### TEXTO DEL EJERCICIO
'''

Esta actividad inició su ciclo expansivo a mediados de la década de 1920. Pero desde la década del '70 en adelante, la actividad entró en una crisis que no se revirtió. El repunte que tuvo la actividad a mediados de los noventa fue de la mano de la mecanización de la cosecha, lo que redundó en la eliminación masiva de puestos de trabajo, que no pudo ser contrarrestado por el avance sojero, que demanda una cantidad insignificante de fuerza de trabajo: mientras la cosecha manual de algodón en Chaco demandaba 150 horas de trabajo por hectárea al año, la soja requiere de 4 horas de trabajo por hectárea al año.
De esta forma, toda esa masa de población obrera, históricamente insertos como trabajadores rurales transitorios, en la actualidad logra sobrevivir a duras penas en base a la percepción de planes sociales de asistencia o, en menor medida, con changas o algún empleo estatal precario. Aquellos que no han migrado hacia las ciudades y sus periferias, y todavía se mantienen en los espacios rurales, son los que el imaginario popular asocia inmediatamente con el "indígena ideal" del monte. Son los que se encuentran en las peores condiciones de vida, no por supuestas pautas culturales extrañas, sino por su condición de población sobrante para el capital. Es decir, una población que no tiene acceso a un empleo, o si lo tiene éste no le garantiza condiciones para reproducir su vida normalmente porque resulta excedente a las necesidades de acumulación del capital.

'''

### TAREAS DEL EJERCICIO
(1) Imprime la parte del texto del ejercicio que se abre con las palabras que contienen "De esta forma, toda" y se cierra con "acumulación del capital.".
(2) Según el texto del ejercicio, ¿cuántas horas de trabajo por hectárea al año requiere la soja?

### DATOS DE ENTRADA
'''

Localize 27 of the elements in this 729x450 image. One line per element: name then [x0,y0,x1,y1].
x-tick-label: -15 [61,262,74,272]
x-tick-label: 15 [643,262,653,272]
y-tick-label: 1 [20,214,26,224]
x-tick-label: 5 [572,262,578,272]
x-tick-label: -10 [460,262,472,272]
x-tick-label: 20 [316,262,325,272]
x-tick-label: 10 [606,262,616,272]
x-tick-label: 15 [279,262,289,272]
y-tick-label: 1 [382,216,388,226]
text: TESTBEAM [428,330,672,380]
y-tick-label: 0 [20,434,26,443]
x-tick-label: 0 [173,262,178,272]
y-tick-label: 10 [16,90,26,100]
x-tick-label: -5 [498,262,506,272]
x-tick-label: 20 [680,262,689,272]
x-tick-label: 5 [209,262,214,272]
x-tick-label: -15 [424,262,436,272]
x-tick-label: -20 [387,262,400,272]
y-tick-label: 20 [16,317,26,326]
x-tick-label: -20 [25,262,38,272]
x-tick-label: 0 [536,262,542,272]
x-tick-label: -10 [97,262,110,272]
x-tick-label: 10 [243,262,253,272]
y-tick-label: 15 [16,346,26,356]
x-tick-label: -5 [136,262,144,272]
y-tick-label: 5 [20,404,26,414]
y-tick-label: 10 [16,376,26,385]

'''

### RESPUESTAS POR NÚMERO
(1)
De esta forma, toda esa masa de población obrera, históricamente insertos como trabajadores rurales transitorios, en la actualidad logra sobrevivir a duras penas en base a la percepción de planes sociales de asistencia o, en menor medida, con changas o algún empleo estatal precario. Aquellos que no han migrado hacia las ciudades y sus periferias, y todavía se mantienen en los espacios rurales, son los que el imaginario popular asocia inmediatamente con el "indígena ideal" del monte. Son los que se encuentran en las peores condiciones de vida, no por supuestas pautas culturales extrañas, sino por su condición de población sobrante para el capital. Es decir, una población que no tiene acceso a un empleo, o si lo tiene éste no le garantiza condiciones para reproducir su vida normalmente porque resulta excedente a las necesidades de acumulación del capital.

(2) 4 horas de trabajo por hectárea al año.